## WHAT IS REQUIRED
Copy out each line of the data holding "preview".

Collected data entries
□ □ □ □ □

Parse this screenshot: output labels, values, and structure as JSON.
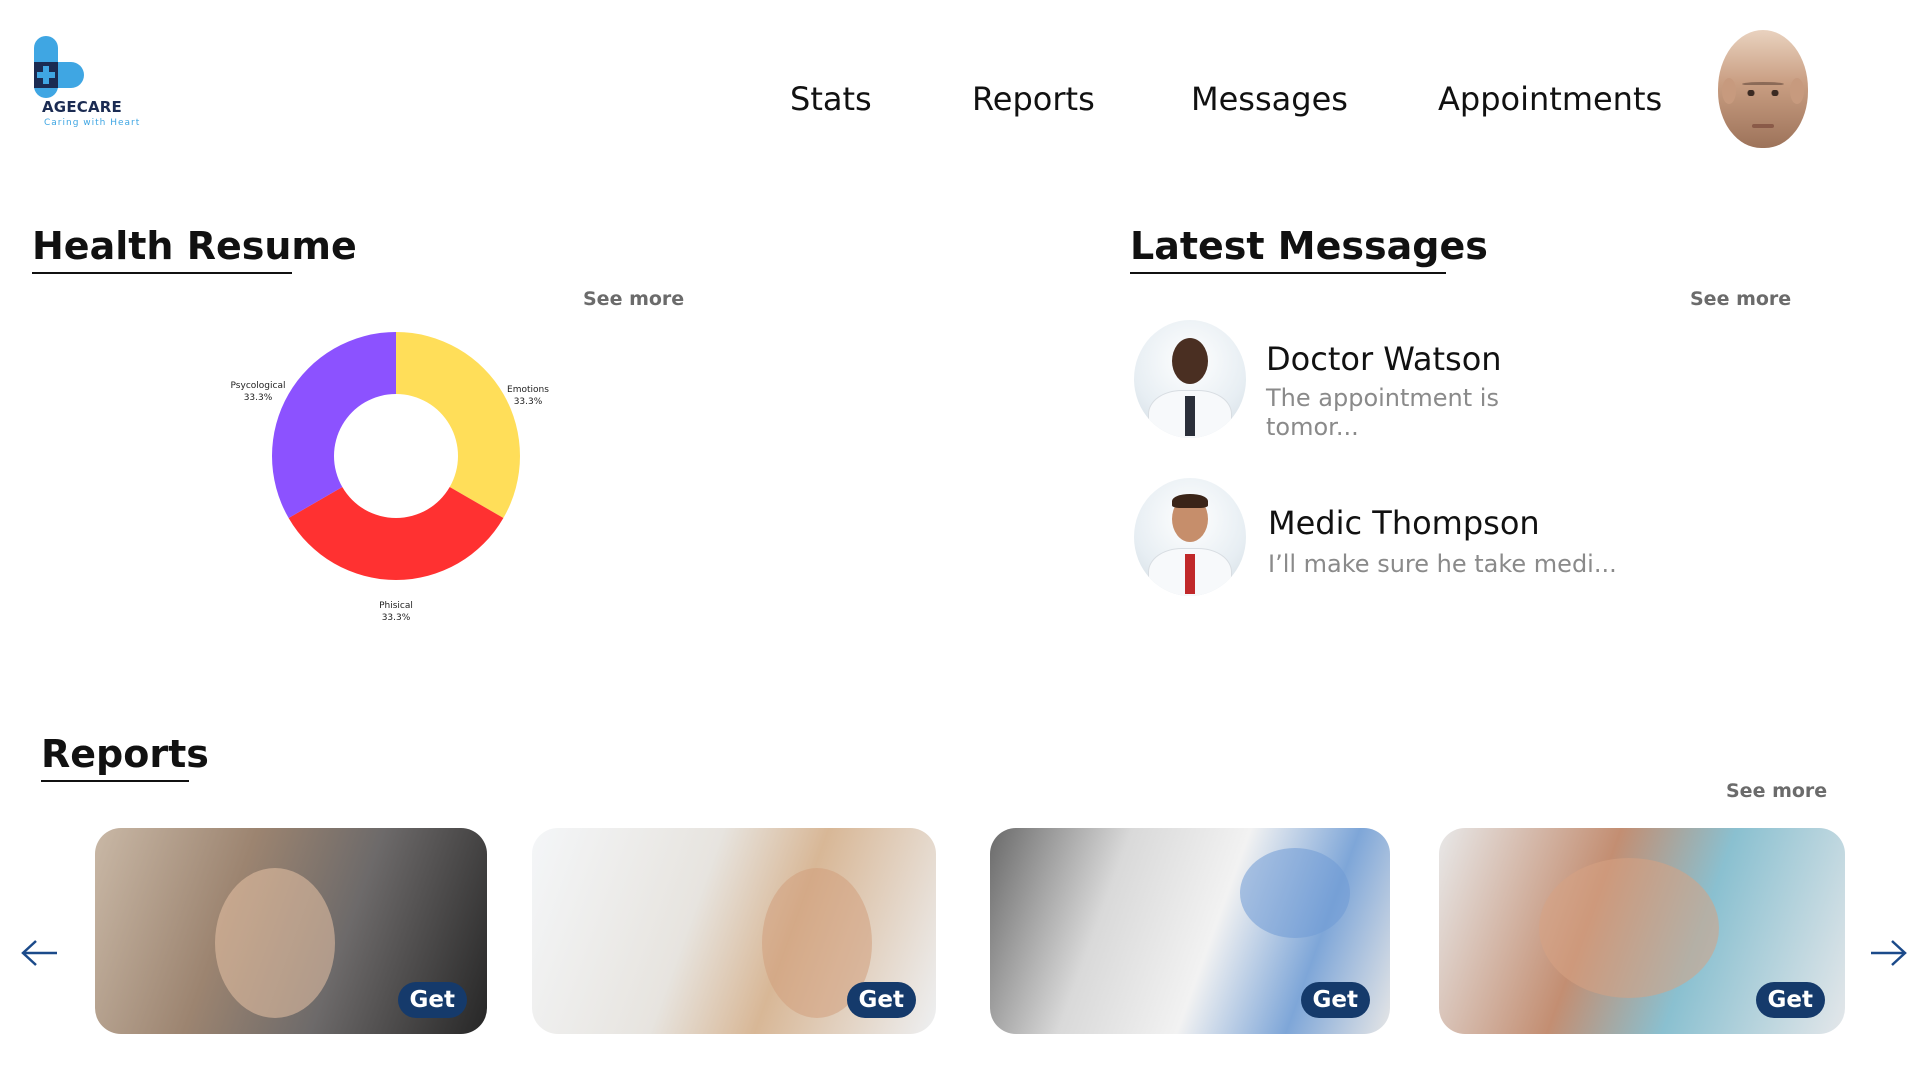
{
  "brand": {
    "name": "AGECARE",
    "tagline": "Caring with Heart",
    "colors": {
      "primary": "#1b2b52",
      "accent": "#3fa6e3",
      "button": "#153a6b"
    }
  },
  "nav": {
    "items": [
      {
        "label": "Stats"
      },
      {
        "label": "Reports"
      },
      {
        "label": "Messages"
      },
      {
        "label": "Appointments"
      }
    ]
  },
  "user": {
    "avatar_icon": "user-avatar"
  },
  "health_resume": {
    "title": "Health Resume",
    "see_more": "See more"
  },
  "chart_data": {
    "type": "pie",
    "title": "",
    "donut": true,
    "categories": [
      "Emotions",
      "Phisical",
      "Psycological"
    ],
    "values": [
      33.3,
      33.3,
      33.3
    ],
    "value_labels": [
      "33.3%",
      "33.3%",
      "33.3%"
    ],
    "colors": [
      "#ffde59",
      "#ff3131",
      "#8c52ff"
    ]
  },
  "latest_messages": {
    "title": "Latest Messages",
    "see_more": "See more",
    "items": [
      {
        "name": "Doctor Watson",
        "preview": "The appointment is tomor..."
      },
      {
        "name": "Medic Thompson",
        "preview": "I’ll make sure he take medi..."
      }
    ]
  },
  "reports": {
    "title": "Reports",
    "see_more": "See more",
    "cards": [
      {
        "button": "Get",
        "image": "eye-exam-photo"
      },
      {
        "button": "Get",
        "image": "stethoscope-checkup-photo"
      },
      {
        "button": "Get",
        "image": "therapy-session-photo"
      },
      {
        "button": "Get",
        "image": "dental-exam-photo"
      }
    ],
    "prev_icon": "arrow-left-icon",
    "next_icon": "arrow-right-icon"
  }
}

□ □ □ □ □

## TASK ANSWER
        "preview": "The appointment is tomor..."
        "preview": "I’ll make sure he take medi..."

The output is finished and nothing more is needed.